:: YOUR GOAL ::
Go through the material below and copy all lines with "JSON".

(Records from a data collection)
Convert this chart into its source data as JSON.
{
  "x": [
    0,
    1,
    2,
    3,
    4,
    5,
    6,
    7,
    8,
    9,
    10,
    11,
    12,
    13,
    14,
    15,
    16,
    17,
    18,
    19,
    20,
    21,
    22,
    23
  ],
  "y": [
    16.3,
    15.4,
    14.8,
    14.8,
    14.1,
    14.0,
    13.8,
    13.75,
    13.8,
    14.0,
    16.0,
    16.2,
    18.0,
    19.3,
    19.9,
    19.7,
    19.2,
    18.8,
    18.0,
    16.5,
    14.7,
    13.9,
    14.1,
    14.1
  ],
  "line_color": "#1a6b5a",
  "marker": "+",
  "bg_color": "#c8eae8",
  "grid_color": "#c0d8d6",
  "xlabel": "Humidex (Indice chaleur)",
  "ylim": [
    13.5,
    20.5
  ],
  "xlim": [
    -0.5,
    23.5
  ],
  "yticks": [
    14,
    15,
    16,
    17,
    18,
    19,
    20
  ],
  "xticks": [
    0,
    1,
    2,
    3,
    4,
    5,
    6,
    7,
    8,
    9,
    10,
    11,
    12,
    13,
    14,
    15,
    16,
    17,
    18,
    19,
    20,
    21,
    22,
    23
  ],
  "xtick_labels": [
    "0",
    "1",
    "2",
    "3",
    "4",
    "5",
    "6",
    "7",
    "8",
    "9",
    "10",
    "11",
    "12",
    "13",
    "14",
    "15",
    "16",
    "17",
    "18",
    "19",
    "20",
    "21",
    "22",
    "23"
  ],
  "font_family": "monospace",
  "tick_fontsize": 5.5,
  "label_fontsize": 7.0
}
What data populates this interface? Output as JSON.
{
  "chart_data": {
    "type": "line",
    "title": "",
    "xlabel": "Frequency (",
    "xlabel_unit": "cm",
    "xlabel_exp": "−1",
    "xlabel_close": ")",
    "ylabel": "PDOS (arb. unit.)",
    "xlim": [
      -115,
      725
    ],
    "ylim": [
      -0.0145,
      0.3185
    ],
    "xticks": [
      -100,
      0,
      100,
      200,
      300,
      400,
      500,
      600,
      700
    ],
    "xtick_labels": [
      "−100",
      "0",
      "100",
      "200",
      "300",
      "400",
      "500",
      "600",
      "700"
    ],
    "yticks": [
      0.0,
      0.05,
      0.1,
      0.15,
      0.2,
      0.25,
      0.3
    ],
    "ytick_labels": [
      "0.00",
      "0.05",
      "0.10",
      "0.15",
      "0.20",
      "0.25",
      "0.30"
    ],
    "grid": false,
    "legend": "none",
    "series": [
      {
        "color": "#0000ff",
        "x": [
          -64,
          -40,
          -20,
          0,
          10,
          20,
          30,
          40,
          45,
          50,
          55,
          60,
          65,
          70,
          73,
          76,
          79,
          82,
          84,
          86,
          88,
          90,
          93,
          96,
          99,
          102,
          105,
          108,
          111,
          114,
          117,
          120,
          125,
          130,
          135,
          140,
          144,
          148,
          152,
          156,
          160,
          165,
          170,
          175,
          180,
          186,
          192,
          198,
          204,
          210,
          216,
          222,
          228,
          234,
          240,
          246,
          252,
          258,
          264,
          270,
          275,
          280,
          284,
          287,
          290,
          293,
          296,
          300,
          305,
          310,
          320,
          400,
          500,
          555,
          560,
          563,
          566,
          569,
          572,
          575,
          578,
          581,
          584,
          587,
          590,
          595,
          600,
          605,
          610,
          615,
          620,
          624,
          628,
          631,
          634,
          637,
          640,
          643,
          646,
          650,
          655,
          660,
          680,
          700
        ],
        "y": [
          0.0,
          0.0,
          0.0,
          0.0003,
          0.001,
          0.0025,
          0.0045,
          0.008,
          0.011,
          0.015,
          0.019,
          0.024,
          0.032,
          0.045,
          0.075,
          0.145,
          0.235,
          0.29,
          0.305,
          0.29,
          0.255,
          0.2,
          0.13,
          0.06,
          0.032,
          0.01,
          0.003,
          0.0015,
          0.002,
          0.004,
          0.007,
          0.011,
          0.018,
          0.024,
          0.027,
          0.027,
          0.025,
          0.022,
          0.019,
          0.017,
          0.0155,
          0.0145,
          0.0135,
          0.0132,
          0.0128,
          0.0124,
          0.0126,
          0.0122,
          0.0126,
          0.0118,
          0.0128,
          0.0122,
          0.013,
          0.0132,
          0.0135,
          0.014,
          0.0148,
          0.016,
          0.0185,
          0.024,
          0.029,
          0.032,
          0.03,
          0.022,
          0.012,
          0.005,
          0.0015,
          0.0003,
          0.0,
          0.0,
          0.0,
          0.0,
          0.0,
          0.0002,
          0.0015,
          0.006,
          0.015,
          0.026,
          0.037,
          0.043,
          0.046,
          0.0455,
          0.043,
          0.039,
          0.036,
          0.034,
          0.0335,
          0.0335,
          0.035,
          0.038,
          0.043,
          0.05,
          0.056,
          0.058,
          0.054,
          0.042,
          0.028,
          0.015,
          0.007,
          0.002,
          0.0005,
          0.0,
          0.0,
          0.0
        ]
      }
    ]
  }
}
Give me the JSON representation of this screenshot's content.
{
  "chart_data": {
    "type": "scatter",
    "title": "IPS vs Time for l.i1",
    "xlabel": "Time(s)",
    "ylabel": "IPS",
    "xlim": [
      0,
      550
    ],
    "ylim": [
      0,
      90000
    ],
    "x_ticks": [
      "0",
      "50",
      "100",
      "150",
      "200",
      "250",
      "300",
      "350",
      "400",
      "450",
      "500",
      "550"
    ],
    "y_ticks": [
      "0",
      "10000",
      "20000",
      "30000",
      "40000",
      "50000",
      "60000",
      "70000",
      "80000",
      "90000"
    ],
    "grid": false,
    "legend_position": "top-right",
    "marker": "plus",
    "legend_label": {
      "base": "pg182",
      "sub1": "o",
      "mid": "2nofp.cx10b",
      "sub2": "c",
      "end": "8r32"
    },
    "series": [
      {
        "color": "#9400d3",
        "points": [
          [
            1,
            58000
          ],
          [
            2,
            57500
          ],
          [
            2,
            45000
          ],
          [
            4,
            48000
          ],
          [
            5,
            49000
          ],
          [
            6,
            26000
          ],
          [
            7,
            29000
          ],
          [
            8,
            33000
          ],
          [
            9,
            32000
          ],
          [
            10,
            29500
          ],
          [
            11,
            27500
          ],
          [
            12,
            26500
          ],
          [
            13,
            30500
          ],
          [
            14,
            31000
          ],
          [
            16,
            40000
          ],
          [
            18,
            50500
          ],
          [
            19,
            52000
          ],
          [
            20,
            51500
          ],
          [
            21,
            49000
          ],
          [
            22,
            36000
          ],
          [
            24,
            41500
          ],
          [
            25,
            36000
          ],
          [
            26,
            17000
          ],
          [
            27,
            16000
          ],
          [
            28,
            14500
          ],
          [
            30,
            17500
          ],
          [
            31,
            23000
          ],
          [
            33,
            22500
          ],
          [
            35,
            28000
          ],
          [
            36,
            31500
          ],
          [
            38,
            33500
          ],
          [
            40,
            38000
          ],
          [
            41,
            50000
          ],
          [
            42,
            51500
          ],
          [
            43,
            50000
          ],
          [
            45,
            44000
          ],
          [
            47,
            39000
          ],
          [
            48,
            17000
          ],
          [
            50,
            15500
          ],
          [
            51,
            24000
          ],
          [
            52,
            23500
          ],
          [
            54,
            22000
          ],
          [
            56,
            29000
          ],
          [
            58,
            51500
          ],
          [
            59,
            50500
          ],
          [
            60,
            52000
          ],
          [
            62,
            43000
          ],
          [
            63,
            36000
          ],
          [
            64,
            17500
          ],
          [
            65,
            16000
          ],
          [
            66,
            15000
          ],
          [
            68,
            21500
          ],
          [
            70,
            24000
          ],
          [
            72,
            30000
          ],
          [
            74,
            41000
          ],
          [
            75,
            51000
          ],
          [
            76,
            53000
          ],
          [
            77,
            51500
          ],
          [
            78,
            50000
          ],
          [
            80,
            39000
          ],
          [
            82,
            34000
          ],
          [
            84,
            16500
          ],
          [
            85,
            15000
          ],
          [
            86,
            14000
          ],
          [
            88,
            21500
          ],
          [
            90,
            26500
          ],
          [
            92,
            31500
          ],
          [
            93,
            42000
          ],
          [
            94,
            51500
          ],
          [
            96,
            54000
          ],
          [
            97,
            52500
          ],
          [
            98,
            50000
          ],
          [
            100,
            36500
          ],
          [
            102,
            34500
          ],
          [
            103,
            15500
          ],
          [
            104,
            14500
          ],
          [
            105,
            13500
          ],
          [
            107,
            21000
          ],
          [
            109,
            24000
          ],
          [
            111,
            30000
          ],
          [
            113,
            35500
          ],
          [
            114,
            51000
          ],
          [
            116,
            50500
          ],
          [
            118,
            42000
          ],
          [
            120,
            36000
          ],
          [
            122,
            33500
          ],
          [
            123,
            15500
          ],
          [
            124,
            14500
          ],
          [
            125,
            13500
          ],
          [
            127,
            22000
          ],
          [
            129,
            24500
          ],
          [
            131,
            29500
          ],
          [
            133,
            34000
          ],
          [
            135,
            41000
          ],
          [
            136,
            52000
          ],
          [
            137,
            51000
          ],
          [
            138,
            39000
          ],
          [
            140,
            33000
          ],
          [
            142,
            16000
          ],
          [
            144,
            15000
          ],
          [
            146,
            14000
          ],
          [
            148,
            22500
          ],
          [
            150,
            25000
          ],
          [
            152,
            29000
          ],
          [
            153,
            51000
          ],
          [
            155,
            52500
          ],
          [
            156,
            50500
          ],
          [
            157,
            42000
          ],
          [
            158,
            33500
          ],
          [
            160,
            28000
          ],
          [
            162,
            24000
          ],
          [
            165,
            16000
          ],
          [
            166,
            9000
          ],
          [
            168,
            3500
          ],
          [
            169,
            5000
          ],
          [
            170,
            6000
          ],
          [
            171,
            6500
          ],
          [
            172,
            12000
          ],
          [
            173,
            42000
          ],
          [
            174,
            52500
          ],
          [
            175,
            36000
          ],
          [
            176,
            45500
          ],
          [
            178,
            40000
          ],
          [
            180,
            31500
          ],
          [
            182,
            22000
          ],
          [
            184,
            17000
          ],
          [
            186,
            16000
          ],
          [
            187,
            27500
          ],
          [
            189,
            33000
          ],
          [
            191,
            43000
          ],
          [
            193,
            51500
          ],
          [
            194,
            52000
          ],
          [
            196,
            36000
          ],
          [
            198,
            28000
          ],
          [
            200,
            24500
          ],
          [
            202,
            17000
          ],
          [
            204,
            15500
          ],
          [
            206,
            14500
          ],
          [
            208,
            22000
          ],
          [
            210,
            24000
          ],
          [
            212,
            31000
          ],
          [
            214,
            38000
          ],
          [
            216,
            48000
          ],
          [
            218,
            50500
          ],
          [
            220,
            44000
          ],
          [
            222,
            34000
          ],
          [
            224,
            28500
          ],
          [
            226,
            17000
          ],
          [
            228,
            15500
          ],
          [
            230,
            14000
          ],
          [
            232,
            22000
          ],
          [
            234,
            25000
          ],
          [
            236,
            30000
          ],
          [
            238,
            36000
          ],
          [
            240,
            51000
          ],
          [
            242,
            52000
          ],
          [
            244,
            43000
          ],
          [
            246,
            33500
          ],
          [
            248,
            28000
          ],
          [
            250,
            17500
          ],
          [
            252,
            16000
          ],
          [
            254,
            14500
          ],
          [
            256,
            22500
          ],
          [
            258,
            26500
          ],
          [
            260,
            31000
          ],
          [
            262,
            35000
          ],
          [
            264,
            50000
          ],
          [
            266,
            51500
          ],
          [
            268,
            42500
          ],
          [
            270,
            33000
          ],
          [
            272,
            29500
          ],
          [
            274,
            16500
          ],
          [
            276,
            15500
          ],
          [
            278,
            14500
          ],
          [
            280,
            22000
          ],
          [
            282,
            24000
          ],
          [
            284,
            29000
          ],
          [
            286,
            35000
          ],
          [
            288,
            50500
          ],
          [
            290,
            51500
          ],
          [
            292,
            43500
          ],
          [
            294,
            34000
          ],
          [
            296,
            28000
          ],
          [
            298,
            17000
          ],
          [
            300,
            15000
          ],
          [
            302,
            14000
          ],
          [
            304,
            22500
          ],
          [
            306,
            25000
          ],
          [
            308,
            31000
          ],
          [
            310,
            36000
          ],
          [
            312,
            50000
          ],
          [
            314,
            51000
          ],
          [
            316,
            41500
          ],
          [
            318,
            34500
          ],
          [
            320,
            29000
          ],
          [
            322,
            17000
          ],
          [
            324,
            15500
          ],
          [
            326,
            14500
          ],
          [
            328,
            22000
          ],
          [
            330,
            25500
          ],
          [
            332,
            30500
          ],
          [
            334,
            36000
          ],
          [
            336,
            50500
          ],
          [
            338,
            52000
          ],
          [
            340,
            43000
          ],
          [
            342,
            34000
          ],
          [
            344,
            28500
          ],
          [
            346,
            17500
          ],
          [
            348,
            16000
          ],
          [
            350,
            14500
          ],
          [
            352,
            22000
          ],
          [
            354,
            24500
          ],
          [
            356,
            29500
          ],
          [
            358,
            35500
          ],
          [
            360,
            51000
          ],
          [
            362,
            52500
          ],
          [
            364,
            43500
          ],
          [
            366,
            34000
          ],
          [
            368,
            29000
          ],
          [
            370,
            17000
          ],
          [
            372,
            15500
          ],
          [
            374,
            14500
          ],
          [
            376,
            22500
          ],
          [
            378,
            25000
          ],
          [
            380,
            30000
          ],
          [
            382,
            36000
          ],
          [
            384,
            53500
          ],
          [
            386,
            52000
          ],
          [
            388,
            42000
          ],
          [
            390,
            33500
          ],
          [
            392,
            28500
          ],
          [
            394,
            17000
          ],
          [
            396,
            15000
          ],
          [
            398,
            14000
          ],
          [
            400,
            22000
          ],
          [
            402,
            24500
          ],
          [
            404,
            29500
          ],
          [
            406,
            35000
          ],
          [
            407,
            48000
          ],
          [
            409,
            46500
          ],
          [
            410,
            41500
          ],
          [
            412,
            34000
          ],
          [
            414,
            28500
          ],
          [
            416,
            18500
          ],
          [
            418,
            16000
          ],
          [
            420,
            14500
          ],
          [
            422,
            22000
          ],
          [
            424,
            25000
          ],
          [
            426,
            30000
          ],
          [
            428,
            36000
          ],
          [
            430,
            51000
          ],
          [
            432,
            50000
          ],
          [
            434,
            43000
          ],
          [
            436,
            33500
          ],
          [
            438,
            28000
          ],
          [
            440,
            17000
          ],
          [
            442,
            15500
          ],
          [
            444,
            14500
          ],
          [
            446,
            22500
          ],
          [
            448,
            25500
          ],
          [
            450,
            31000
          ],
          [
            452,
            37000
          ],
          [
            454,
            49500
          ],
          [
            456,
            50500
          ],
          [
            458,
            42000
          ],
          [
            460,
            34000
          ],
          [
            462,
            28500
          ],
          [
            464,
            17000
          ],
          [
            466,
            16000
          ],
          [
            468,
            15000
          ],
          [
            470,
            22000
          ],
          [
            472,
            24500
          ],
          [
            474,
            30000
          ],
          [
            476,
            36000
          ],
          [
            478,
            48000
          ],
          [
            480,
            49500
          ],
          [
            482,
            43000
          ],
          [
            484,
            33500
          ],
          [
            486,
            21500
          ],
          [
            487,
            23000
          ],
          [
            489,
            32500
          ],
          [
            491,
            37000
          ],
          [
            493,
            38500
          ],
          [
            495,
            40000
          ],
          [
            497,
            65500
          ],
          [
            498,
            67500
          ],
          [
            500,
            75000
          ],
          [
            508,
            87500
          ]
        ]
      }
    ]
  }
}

:: ANSWER ::
Convert this chart into its source data as JSON.
What data populates this interface? Output as JSON.
Give me the JSON representation of this screenshot's content.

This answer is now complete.